## REQUIREMENT
Reproduce the listing exactly and skip over any pictures.

───── SUPPLIED DATA ─────

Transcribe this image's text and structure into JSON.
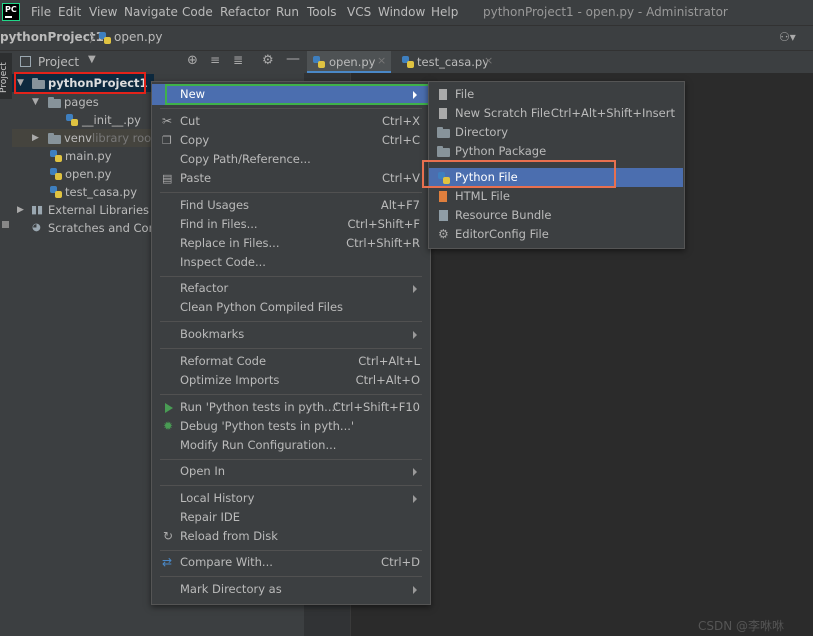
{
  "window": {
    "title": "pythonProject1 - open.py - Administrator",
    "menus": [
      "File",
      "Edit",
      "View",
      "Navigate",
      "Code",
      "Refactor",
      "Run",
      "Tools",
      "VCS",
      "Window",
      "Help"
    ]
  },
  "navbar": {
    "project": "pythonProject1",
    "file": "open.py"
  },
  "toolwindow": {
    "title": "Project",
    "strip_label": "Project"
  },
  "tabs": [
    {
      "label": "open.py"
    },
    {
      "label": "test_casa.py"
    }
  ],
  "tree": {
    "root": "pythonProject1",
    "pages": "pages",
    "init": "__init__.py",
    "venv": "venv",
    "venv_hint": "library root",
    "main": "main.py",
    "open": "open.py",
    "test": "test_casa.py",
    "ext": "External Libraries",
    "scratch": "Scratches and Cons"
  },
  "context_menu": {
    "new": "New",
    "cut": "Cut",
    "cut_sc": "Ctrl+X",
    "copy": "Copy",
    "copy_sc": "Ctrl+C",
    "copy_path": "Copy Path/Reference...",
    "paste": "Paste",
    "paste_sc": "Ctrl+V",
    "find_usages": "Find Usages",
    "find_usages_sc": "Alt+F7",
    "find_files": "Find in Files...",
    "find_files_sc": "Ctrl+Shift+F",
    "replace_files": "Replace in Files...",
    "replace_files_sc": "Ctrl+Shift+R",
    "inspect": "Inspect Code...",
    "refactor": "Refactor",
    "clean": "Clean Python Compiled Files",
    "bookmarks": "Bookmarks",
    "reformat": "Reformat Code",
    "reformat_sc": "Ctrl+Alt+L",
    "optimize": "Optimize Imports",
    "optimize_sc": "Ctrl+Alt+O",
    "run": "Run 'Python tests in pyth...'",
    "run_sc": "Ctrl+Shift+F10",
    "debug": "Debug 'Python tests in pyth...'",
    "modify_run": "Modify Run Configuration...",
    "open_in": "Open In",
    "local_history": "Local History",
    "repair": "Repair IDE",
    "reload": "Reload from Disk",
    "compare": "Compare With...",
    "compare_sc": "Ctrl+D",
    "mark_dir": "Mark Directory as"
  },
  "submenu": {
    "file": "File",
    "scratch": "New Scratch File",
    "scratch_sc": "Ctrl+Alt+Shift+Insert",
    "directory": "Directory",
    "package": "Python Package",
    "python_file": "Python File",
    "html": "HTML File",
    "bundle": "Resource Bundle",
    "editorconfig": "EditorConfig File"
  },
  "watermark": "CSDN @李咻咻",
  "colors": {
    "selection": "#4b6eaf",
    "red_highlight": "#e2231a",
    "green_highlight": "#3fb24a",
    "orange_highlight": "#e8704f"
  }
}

─────

## WORKED SOLUTION
Transcribe this image's text and structure into JSON.
{
  "window": {
    "title": "pythonProject1 - open.py - Administrator",
    "menus": [
      "File",
      "Edit",
      "View",
      "Navigate",
      "Code",
      "Refactor",
      "Run",
      "Tools",
      "VCS",
      "Window",
      "Help"
    ]
  },
  "navbar": {
    "project": "pythonProject1",
    "file": "open.py"
  },
  "toolwindow": {
    "title": "Project",
    "strip_label": "Project"
  },
  "tabs": [
    {
      "label": "open.py"
    },
    {
      "label": "test_casa.py"
    }
  ],
  "tree": {
    "root": "pythonProject1",
    "pages": "pages",
    "init": "__init__.py",
    "venv": "venv",
    "venv_hint": "library root",
    "main": "main.py",
    "open": "open.py",
    "test": "test_casa.py",
    "ext": "External Libraries",
    "scratch": "Scratches and Cons"
  },
  "context_menu": {
    "new": "New",
    "cut": "Cut",
    "cut_sc": "Ctrl+X",
    "copy": "Copy",
    "copy_sc": "Ctrl+C",
    "copy_path": "Copy Path/Reference...",
    "paste": "Paste",
    "paste_sc": "Ctrl+V",
    "find_usages": "Find Usages",
    "find_usages_sc": "Alt+F7",
    "find_files": "Find in Files...",
    "find_files_sc": "Ctrl+Shift+F",
    "replace_files": "Replace in Files...",
    "replace_files_sc": "Ctrl+Shift+R",
    "inspect": "Inspect Code...",
    "refactor": "Refactor",
    "clean": "Clean Python Compiled Files",
    "bookmarks": "Bookmarks",
    "reformat": "Reformat Code",
    "reformat_sc": "Ctrl+Alt+L",
    "optimize": "Optimize Imports",
    "optimize_sc": "Ctrl+Alt+O",
    "run": "Run 'Python tests in pyth...'",
    "run_sc": "Ctrl+Shift+F10",
    "debug": "Debug 'Python tests in pyth...'",
    "modify_run": "Modify Run Configuration...",
    "open_in": "Open In",
    "local_history": "Local History",
    "repair": "Repair IDE",
    "reload": "Reload from Disk",
    "compare": "Compare With...",
    "compare_sc": "Ctrl+D",
    "mark_dir": "Mark Directory as"
  },
  "submenu": {
    "file": "File",
    "scratch": "New Scratch File",
    "scratch_sc": "Ctrl+Alt+Shift+Insert",
    "directory": "Directory",
    "package": "Python Package",
    "python_file": "Python File",
    "html": "HTML File",
    "bundle": "Resource Bundle",
    "editorconfig": "EditorConfig File"
  },
  "watermark": "CSDN @李咻咻",
  "colors": {
    "selection": "#4b6eaf",
    "red_highlight": "#e2231a",
    "green_highlight": "#3fb24a",
    "orange_highlight": "#e8704f"
  }
}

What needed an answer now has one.